TASK DESCRIPTION:
Count how many lines in the material below hold the word "binding"; the reply is that number alone.

Entries from a visual dataset
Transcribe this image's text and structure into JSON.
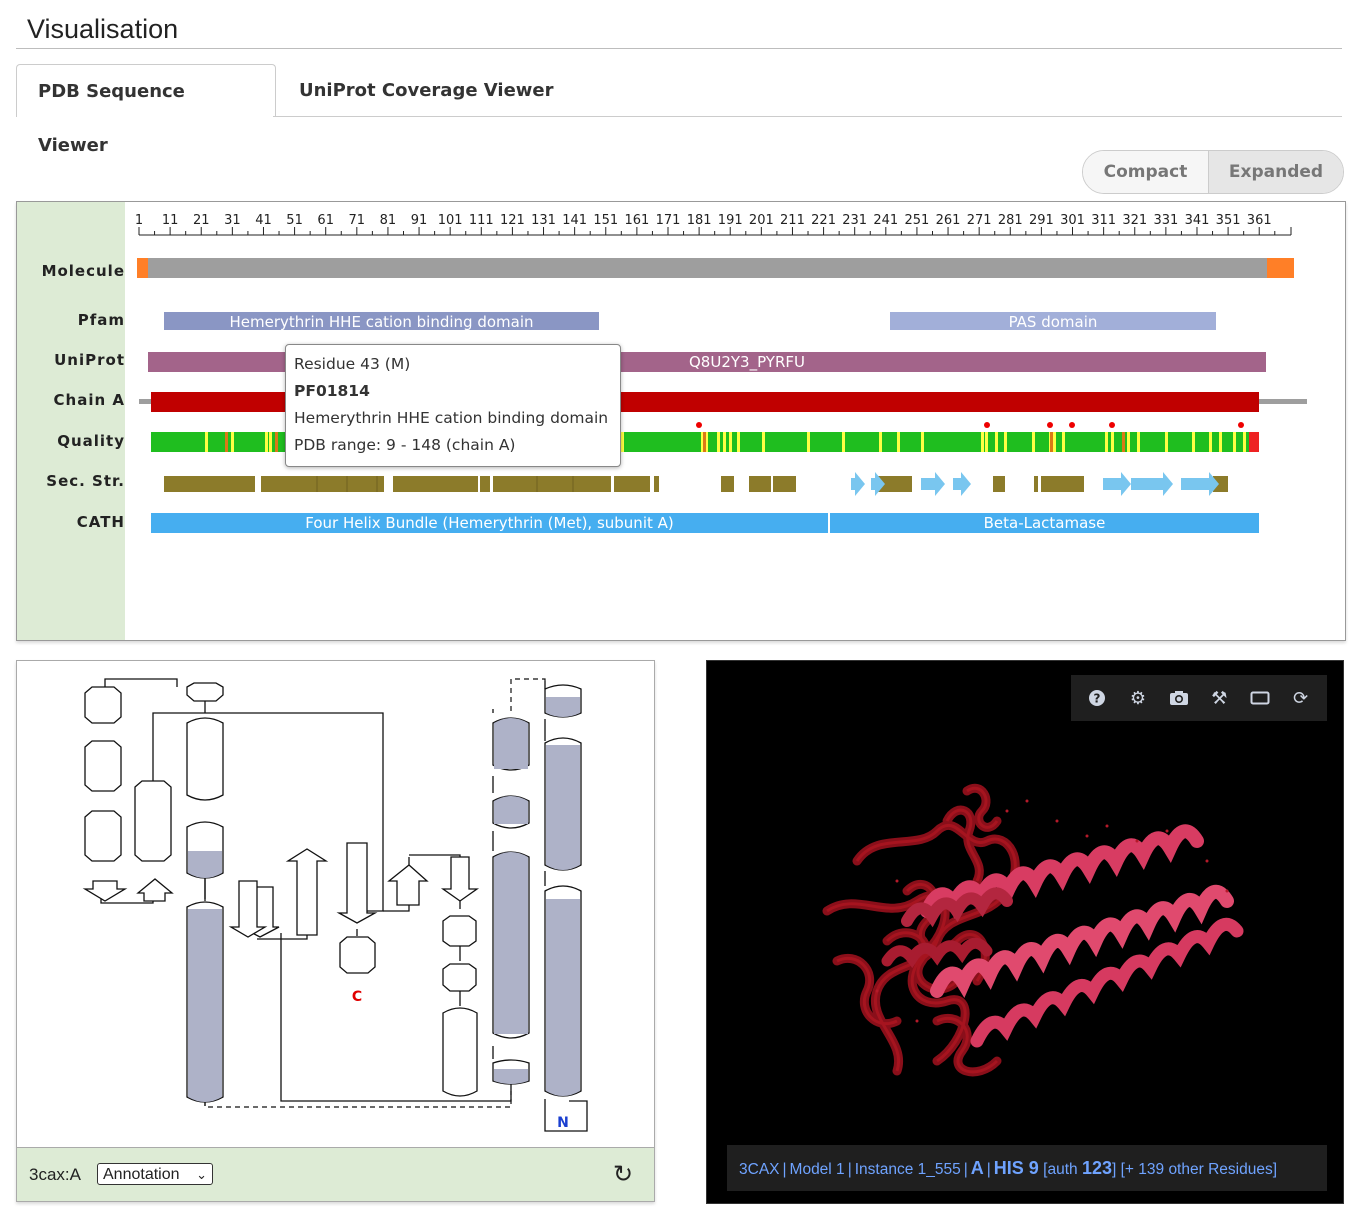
{
  "page": {
    "title": "Visualisation"
  },
  "tabs": [
    {
      "label": "PDB Sequence Viewer",
      "active": true
    },
    {
      "label": "UniProt Coverage Viewer",
      "active": false
    }
  ],
  "view_toggle": {
    "compact": "Compact",
    "expanded": "Expanded",
    "selected": "Compact"
  },
  "sequence_viewer": {
    "ruler_ticks": [
      "1",
      "11",
      "21",
      "31",
      "41",
      "51",
      "61",
      "71",
      "81",
      "91",
      "101",
      "111",
      "121",
      "131",
      "141",
      "151",
      "161",
      "171",
      "181",
      "191",
      "201",
      "211",
      "221",
      "231",
      "241",
      "251",
      "261",
      "271",
      "281",
      "291",
      "301",
      "311",
      "321",
      "331",
      "341",
      "351",
      "361"
    ],
    "tracks": {
      "molecule": "Molecule",
      "pfam": "Pfam",
      "uniprot": "UniProt",
      "chain": "Chain A",
      "quality": "Quality",
      "secstr": "Sec. Str.",
      "cath": "CATH"
    },
    "pfam_domains": [
      "Hemerythrin HHE cation binding domain",
      "PAS domain"
    ],
    "uniprot_label": "Q8U2Y3_PYRFU",
    "cath_domains": [
      "Four Helix Bundle (Hemerythrin (Met), subunit A)",
      "Beta-Lactamase"
    ],
    "colors": {
      "molecule": "#9e9e9e",
      "molecule_ends": "#ff7f27",
      "pfam": "#8a96c4",
      "pfam2": "#a2afd9",
      "uniprot": "#a3648a",
      "chain": "#c00000",
      "quality_good": "#1fbe1f",
      "quality_warn": "#ffff44",
      "quality_bad": "#e22",
      "helix": "#8c7b2a",
      "strand": "#79c6ef",
      "cath": "#46aef0"
    }
  },
  "tooltip": {
    "line1": "Residue 43 (M)",
    "line2": "PF01814",
    "line3": "Hemerythrin HHE cation binding domain",
    "line4": "PDB range: 9 - 148 (chain A)"
  },
  "topology": {
    "chain": "3cax:A",
    "select_value": "Annotation",
    "c_terminus": "C",
    "n_terminus": "N",
    "refresh_icon": "refresh-icon"
  },
  "molstar": {
    "toolbar": [
      "help-icon",
      "settings-icon",
      "camera-icon",
      "tools-icon",
      "fullscreen-icon",
      "reset-icon"
    ],
    "info": {
      "entry": "3CAX",
      "model": "Model 1",
      "instance": "Instance 1_555",
      "chain": "A",
      "residue": "HIS 9",
      "auth_prefix": "[auth",
      "auth_num": "123",
      "auth_suffix": "]",
      "other": "[+ 139 other Residues]"
    }
  }
}
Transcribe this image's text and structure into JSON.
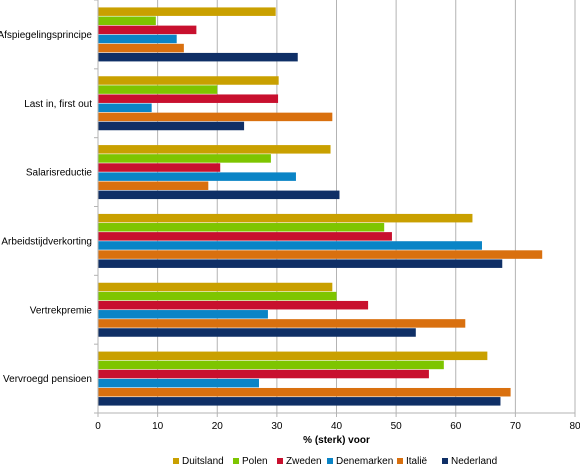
{
  "chart_data": {
    "type": "bar",
    "orientation": "horizontal",
    "xlabel": "% (sterk) voor",
    "xlim": [
      0,
      80
    ],
    "xticks": [
      0,
      10,
      20,
      30,
      40,
      50,
      60,
      70,
      80
    ],
    "grid": true,
    "legend_position": "bottom",
    "categories": [
      "Afspiegelingsprincipe",
      "Last in, first out",
      "Salarisreductie",
      "Arbeidstijdverkorting",
      "Vertrekpremie",
      "Vervroegd pensioen"
    ],
    "series": [
      {
        "name": "Duitsland",
        "color": "#c9a000",
        "values": [
          29.8,
          30.3,
          39.0,
          62.8,
          39.3,
          65.3
        ]
      },
      {
        "name": "Polen",
        "color": "#7ec500",
        "values": [
          9.7,
          20.0,
          29.0,
          48.0,
          40.0,
          58.0
        ]
      },
      {
        "name": "Zweden",
        "color": "#c8102e",
        "values": [
          16.5,
          30.2,
          20.5,
          49.3,
          45.3,
          55.5
        ]
      },
      {
        "name": "Denemarken",
        "color": "#0a84c6",
        "values": [
          13.2,
          9.0,
          33.2,
          64.4,
          28.5,
          27.0
        ]
      },
      {
        "name": "Italië",
        "color": "#d9700f",
        "values": [
          14.4,
          39.3,
          18.5,
          74.5,
          61.6,
          69.2
        ]
      },
      {
        "name": "Nederland",
        "color": "#0f2f66",
        "values": [
          33.5,
          24.5,
          40.5,
          67.8,
          53.3,
          67.5
        ]
      }
    ]
  }
}
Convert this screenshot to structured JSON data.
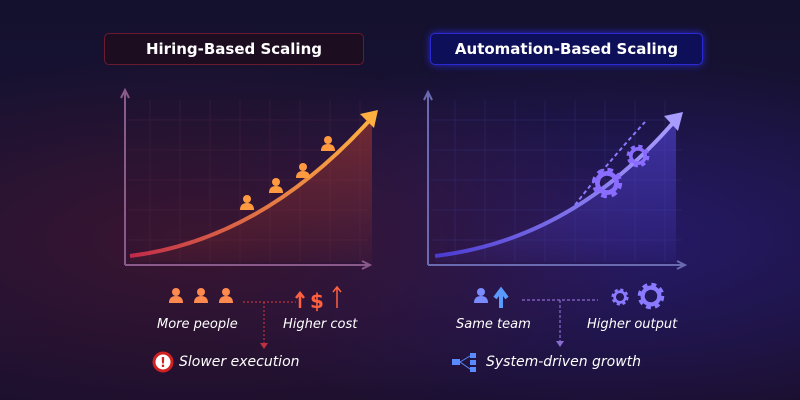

RESPONSE FOR THIS EXERCISE:
2